EXERCISE DESCRIPTION:
Extract the lines that carry the string "Orden" from the listing.

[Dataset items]

········

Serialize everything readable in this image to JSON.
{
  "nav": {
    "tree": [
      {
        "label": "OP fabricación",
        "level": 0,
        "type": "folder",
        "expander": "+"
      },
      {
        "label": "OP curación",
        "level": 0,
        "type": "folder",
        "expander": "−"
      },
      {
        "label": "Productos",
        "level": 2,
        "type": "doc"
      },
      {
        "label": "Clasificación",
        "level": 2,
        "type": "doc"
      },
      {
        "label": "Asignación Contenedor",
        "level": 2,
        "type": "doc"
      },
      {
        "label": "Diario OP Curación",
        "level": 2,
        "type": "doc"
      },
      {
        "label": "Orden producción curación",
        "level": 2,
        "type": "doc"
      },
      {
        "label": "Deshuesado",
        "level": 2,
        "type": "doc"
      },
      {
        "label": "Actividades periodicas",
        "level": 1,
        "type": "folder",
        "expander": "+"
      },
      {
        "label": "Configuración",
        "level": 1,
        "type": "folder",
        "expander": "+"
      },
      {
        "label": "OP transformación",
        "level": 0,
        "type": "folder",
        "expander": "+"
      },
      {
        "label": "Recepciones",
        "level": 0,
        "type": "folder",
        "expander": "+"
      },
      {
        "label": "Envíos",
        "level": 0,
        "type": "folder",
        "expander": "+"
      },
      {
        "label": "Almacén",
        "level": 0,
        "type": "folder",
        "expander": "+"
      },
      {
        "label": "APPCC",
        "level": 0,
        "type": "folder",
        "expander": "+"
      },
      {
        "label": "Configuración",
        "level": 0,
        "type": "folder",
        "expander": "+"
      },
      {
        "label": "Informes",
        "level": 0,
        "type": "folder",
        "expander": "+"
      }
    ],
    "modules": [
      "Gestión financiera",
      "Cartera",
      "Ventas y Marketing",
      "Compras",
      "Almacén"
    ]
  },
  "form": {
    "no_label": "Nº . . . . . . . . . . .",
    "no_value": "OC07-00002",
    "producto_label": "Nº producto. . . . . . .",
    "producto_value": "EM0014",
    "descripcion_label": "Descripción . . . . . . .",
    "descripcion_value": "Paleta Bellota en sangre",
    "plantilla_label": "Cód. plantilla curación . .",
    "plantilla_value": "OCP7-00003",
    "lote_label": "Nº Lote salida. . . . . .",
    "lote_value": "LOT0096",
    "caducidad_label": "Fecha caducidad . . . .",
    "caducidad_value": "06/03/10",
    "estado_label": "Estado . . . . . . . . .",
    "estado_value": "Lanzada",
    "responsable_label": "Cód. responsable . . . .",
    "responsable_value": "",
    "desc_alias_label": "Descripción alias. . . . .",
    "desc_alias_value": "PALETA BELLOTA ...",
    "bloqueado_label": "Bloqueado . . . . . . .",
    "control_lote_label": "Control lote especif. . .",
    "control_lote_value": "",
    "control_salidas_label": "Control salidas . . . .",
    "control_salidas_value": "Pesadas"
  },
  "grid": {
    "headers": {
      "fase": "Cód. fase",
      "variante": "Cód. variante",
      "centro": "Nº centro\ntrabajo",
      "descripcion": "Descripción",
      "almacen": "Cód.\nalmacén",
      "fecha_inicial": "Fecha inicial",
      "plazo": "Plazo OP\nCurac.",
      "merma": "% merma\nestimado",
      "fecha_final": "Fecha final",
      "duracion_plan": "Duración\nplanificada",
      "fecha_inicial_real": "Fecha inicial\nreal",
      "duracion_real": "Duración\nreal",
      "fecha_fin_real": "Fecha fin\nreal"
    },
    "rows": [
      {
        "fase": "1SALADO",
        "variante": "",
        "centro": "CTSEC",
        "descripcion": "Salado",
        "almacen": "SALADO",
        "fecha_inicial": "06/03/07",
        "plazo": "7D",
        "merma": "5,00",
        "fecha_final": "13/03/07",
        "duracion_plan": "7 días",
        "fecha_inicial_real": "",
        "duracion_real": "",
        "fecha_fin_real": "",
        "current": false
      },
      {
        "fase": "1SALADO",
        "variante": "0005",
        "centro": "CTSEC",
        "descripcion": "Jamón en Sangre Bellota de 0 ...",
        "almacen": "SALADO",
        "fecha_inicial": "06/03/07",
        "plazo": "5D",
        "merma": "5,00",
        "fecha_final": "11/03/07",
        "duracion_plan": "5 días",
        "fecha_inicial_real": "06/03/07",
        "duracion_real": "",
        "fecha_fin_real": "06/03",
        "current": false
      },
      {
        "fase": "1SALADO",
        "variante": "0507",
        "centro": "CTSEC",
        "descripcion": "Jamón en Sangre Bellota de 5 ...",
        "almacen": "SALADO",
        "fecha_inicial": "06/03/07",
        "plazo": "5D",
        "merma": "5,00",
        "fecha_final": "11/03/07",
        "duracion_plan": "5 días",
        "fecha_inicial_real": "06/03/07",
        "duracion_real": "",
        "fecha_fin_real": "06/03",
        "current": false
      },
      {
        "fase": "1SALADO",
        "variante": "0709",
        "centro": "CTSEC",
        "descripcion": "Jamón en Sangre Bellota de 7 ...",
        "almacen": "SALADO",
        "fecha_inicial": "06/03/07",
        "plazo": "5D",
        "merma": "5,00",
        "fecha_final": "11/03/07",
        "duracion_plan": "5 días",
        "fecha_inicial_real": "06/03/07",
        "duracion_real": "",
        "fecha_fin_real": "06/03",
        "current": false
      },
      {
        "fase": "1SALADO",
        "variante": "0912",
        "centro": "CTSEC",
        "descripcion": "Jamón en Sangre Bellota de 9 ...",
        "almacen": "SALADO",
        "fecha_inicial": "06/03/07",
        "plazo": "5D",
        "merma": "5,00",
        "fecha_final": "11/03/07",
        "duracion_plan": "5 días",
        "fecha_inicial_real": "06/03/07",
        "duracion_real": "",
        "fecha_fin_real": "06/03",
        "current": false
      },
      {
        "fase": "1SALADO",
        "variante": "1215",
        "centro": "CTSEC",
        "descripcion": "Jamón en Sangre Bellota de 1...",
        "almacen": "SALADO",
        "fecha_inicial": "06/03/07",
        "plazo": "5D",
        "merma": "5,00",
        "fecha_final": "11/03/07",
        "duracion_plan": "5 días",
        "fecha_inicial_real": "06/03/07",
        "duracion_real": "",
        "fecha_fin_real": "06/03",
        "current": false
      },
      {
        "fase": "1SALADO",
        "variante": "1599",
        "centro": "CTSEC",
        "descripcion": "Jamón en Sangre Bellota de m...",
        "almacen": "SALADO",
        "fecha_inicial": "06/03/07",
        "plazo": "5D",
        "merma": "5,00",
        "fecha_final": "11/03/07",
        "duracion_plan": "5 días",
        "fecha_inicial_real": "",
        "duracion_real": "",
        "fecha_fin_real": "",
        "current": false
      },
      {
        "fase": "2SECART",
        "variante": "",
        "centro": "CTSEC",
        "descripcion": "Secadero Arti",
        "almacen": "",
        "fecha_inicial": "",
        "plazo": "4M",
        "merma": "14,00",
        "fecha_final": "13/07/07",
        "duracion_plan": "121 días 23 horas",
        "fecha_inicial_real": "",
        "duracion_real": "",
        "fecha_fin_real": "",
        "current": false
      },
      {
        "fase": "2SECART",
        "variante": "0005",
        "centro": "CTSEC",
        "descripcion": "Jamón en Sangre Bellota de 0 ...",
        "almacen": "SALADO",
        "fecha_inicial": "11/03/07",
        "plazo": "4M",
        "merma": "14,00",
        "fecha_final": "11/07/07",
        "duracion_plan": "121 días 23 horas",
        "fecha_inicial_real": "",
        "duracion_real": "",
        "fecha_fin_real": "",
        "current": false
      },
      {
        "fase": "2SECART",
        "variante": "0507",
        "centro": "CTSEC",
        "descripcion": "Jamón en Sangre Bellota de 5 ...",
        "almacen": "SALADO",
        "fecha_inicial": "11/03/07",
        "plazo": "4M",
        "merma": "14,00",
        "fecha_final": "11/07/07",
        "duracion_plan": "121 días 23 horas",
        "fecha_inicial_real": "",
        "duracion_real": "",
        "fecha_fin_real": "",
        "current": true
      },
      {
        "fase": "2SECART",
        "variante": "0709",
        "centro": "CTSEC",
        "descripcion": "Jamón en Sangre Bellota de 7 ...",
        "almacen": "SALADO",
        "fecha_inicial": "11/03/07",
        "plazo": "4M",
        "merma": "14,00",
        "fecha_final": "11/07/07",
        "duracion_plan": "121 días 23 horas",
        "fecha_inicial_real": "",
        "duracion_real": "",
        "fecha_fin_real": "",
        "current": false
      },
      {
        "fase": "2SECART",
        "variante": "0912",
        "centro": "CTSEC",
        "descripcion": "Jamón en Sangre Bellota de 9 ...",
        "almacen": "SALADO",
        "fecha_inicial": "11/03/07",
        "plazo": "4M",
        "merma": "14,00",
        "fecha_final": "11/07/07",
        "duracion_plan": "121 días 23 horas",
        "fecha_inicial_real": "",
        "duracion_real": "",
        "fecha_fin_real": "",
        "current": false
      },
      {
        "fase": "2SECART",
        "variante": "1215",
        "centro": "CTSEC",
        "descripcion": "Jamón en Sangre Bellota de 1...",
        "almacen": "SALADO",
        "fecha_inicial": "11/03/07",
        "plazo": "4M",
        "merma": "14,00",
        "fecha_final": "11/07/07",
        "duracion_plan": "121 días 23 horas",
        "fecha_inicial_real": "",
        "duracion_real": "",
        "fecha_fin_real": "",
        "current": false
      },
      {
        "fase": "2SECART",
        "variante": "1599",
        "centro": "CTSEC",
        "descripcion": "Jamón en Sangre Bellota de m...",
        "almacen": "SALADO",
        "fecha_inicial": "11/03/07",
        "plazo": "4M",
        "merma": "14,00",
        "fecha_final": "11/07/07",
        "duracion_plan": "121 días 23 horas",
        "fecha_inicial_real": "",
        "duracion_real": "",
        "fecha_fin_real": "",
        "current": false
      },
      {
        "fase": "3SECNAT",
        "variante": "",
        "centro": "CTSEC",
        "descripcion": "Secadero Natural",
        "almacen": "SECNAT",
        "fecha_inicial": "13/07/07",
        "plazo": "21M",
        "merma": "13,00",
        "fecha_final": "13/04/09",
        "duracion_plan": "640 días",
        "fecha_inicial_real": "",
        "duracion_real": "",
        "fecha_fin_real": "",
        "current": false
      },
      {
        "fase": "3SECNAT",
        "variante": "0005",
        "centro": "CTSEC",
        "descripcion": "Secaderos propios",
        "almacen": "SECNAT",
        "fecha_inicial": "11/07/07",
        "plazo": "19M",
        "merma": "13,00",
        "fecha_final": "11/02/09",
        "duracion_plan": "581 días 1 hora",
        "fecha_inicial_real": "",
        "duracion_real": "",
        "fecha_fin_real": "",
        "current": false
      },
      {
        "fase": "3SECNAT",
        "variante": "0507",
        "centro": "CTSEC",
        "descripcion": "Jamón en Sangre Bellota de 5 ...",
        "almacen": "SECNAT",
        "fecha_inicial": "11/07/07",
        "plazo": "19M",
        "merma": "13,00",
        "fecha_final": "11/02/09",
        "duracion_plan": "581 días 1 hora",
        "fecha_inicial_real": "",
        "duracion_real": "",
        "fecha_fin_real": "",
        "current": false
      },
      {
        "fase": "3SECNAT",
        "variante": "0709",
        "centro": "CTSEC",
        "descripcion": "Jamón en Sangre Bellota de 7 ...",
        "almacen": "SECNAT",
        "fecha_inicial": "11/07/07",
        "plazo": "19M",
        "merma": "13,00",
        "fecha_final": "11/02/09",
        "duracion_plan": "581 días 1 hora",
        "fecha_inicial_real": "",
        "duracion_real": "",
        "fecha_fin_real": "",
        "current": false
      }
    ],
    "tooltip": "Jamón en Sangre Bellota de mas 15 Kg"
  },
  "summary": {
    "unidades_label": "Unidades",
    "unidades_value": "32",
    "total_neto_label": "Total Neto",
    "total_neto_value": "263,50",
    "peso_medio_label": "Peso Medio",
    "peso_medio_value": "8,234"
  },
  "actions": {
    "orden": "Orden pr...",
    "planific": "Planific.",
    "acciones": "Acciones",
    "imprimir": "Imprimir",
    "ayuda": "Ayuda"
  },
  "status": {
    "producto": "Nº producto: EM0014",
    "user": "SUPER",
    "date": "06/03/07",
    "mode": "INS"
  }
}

········

EXERCISE SOLUTION:
        "label": "Orden producción curación",
    "orden": "Orden pr...",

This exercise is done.